Collected data entries:
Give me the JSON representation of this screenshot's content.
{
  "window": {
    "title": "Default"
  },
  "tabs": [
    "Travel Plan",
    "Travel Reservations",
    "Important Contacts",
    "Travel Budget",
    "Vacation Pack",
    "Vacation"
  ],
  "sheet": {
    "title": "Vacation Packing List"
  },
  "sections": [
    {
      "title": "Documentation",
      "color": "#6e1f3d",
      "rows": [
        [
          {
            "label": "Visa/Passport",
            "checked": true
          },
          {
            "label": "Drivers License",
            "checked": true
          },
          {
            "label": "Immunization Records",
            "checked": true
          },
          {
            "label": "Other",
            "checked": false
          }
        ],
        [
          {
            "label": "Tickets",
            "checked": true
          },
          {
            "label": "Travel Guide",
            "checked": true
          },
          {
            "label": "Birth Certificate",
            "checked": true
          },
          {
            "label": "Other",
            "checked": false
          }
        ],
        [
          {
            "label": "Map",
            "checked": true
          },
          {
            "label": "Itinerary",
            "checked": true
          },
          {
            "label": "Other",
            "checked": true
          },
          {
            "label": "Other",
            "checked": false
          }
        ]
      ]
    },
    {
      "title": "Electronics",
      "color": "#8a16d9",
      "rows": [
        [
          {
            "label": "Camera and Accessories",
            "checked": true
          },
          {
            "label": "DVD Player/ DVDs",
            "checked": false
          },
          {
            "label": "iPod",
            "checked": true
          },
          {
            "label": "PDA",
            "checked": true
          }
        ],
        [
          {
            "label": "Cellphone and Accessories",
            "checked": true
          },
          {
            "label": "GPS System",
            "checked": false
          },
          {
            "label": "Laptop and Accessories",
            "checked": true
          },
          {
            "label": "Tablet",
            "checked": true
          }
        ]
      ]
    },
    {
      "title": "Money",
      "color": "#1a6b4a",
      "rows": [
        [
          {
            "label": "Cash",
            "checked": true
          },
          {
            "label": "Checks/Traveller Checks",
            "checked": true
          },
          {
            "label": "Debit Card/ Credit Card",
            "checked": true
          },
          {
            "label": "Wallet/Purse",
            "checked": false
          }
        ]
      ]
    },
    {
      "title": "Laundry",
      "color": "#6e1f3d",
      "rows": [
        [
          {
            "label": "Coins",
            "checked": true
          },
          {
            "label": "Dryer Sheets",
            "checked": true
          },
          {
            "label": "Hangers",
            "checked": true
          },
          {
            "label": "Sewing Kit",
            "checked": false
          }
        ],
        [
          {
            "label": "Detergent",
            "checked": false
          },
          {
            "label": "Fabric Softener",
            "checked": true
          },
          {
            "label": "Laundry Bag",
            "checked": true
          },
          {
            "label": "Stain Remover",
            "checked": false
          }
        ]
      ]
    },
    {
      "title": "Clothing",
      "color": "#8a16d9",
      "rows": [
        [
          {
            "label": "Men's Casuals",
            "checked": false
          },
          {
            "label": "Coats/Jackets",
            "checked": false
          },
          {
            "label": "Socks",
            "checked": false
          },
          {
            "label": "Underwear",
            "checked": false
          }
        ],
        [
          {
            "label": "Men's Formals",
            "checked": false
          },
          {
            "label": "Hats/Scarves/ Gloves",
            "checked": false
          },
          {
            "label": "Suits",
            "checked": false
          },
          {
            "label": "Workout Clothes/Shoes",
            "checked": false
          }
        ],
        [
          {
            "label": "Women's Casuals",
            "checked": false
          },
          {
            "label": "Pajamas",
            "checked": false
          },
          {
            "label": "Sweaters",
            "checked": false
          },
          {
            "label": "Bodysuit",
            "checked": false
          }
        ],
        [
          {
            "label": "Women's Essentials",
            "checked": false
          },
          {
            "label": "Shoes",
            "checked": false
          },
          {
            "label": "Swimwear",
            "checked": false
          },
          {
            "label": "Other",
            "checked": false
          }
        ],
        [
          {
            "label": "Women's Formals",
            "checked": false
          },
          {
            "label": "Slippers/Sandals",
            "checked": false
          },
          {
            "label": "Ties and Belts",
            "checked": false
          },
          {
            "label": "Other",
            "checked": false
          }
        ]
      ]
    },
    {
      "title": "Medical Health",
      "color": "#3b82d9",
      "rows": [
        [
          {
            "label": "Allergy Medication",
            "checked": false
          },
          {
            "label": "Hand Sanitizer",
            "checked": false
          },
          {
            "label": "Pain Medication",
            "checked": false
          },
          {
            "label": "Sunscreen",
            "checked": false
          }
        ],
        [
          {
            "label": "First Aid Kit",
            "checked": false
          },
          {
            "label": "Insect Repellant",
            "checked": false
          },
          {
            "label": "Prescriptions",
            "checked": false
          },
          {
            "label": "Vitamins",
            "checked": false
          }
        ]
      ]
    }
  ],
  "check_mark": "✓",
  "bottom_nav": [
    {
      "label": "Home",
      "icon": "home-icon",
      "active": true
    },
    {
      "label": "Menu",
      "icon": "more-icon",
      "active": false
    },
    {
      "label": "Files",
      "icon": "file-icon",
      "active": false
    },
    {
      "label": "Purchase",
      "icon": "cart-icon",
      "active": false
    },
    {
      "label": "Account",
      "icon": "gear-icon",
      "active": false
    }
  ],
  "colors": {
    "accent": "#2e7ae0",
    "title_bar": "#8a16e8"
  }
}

= Problem description =
Your answer should be only the number of lines that hold the word "Formals".

= Solution to the problem =
2